● Task prompt
Identify the lines that include the word "time", then copy all of them.

Items from a figure collection:
* Begin *

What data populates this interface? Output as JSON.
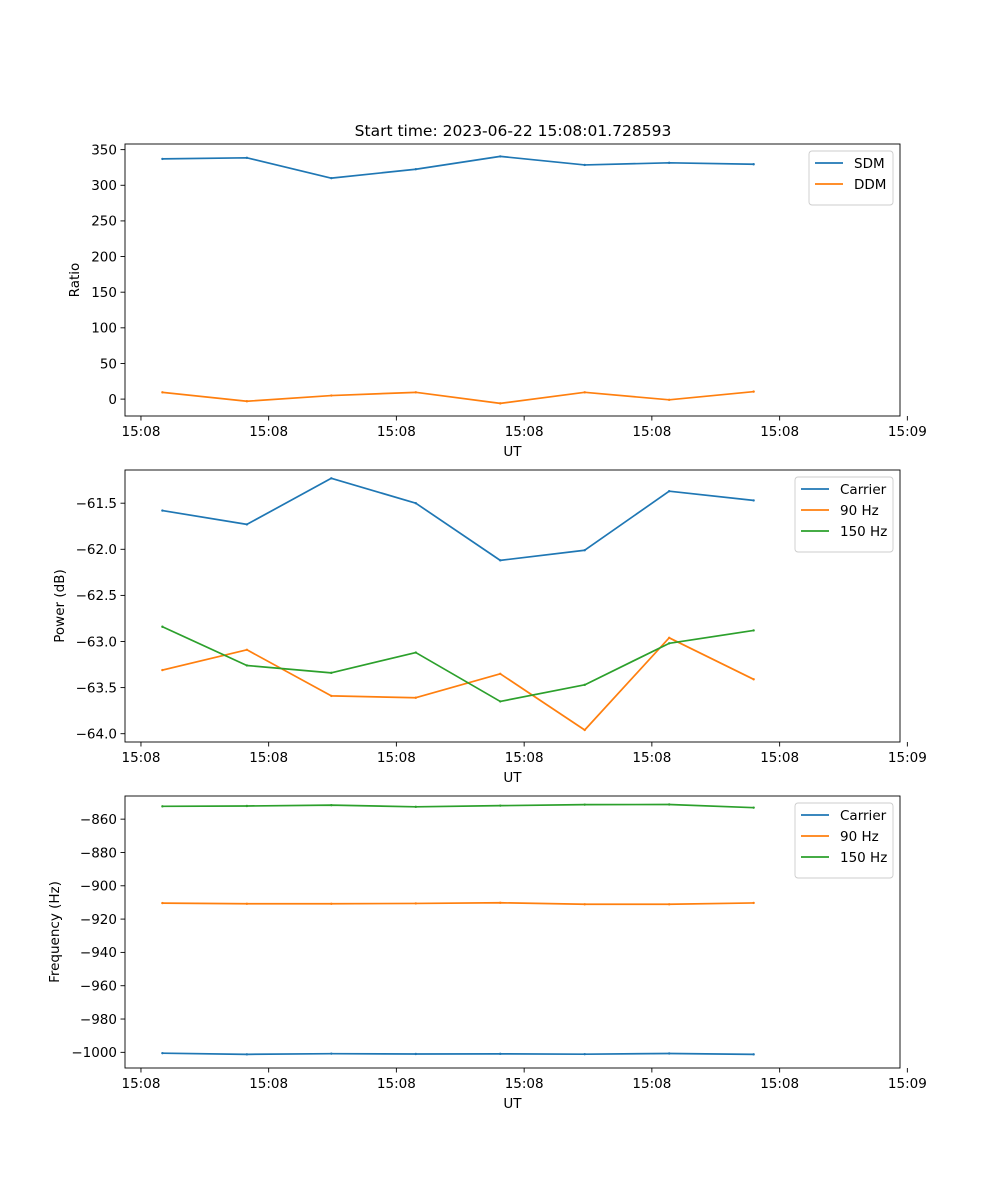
{
  "figure_title": "Start time: 2023-06-22 15:08:01.728593",
  "colors": {
    "blue": "#1f77b4",
    "orange": "#ff7f0e",
    "green": "#2ca02c"
  },
  "chart_data": [
    {
      "type": "line",
      "title": "Start time: 2023-06-22 15:08:01.728593",
      "xlabel": "UT",
      "ylabel": "Ratio",
      "x": [
        1,
        2,
        3,
        4,
        5,
        6,
        7,
        8
      ],
      "xlim": [
        0.557,
        9.733
      ],
      "x_ticks": [
        0.746,
        2.258,
        3.77,
        5.283,
        6.795,
        8.308,
        9.82
      ],
      "x_tick_labels": [
        "15:08",
        "15:08",
        "15:08",
        "15:08",
        "15:08",
        "15:08",
        "15:09"
      ],
      "ylim": [
        -23.7,
        357.9
      ],
      "y_ticks": [
        0,
        50,
        100,
        150,
        200,
        250,
        300,
        350
      ],
      "y_tick_labels": [
        "0",
        "50",
        "100",
        "150",
        "200",
        "250",
        "300",
        "350"
      ],
      "legend_position": "top-right",
      "series": [
        {
          "name": "SDM",
          "color": "#1f77b4",
          "values": [
            337,
            338.5,
            310,
            322.5,
            340.5,
            328.5,
            331.5,
            329.5
          ]
        },
        {
          "name": "DDM",
          "color": "#ff7f0e",
          "values": [
            9.5,
            -3,
            5,
            9.5,
            -6,
            9.5,
            -1,
            10.5
          ]
        }
      ]
    },
    {
      "type": "line",
      "title": "",
      "xlabel": "UT",
      "ylabel": "Power (dB)",
      "x": [
        1,
        2,
        3,
        4,
        5,
        6,
        7,
        8
      ],
      "xlim": [
        0.557,
        9.733
      ],
      "x_ticks": [
        0.746,
        2.258,
        3.77,
        5.283,
        6.795,
        8.308,
        9.82
      ],
      "x_tick_labels": [
        "15:08",
        "15:08",
        "15:08",
        "15:08",
        "15:08",
        "15:08",
        "15:09"
      ],
      "ylim": [
        -64.09,
        -61.14
      ],
      "y_ticks": [
        -64.0,
        -63.5,
        -63.0,
        -62.5,
        -62.0,
        -61.5
      ],
      "y_tick_labels": [
        "−64.0",
        "−63.5",
        "−63.0",
        "−62.5",
        "−62.0",
        "−61.5"
      ],
      "legend_position": "top-right",
      "series": [
        {
          "name": "Carrier",
          "color": "#1f77b4",
          "values": [
            -61.58,
            -61.73,
            -61.23,
            -61.5,
            -62.12,
            -62.01,
            -61.37,
            -61.47
          ]
        },
        {
          "name": "90 Hz",
          "color": "#ff7f0e",
          "values": [
            -63.31,
            -63.09,
            -63.59,
            -63.61,
            -63.35,
            -63.96,
            -62.96,
            -63.41
          ]
        },
        {
          "name": "150 Hz",
          "color": "#2ca02c",
          "values": [
            -62.84,
            -63.26,
            -63.34,
            -63.12,
            -63.65,
            -63.47,
            -63.02,
            -62.88
          ]
        }
      ]
    },
    {
      "type": "line",
      "title": "",
      "xlabel": "UT",
      "ylabel": "Frequency (Hz)",
      "x": [
        1,
        2,
        3,
        4,
        5,
        6,
        7,
        8
      ],
      "xlim": [
        0.557,
        9.733
      ],
      "x_ticks": [
        0.746,
        2.258,
        3.77,
        5.283,
        6.795,
        8.308,
        9.82
      ],
      "x_tick_labels": [
        "15:08",
        "15:08",
        "15:08",
        "15:08",
        "15:08",
        "15:08",
        "15:09"
      ],
      "ylim": [
        -1009.4,
        -846.1
      ],
      "y_ticks": [
        -1000,
        -980,
        -960,
        -940,
        -920,
        -900,
        -880,
        -860
      ],
      "y_tick_labels": [
        "−1000",
        "−980",
        "−960",
        "−940",
        "−920",
        "−900",
        "−880",
        "−860"
      ],
      "legend_position": "top-right",
      "series": [
        {
          "name": "Carrier",
          "color": "#1f77b4",
          "values": [
            -1000.5,
            -1001.2,
            -1000.8,
            -1001,
            -1000.9,
            -1001.1,
            -1000.7,
            -1001.2
          ]
        },
        {
          "name": "90 Hz",
          "color": "#ff7f0e",
          "values": [
            -910.4,
            -910.8,
            -910.8,
            -910.6,
            -910.2,
            -911.1,
            -911.1,
            -910.3
          ]
        },
        {
          "name": "150 Hz",
          "color": "#2ca02c",
          "values": [
            -852.3,
            -852.1,
            -851.6,
            -852.6,
            -851.9,
            -851.3,
            -851.2,
            -853.1
          ]
        }
      ]
    }
  ]
}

* End *

● Final answer
  "figure_title": "Start time: 2023-06-22 15:08:01.728593",
      "title": "Start time: 2023-06-22 15:08:01.728593",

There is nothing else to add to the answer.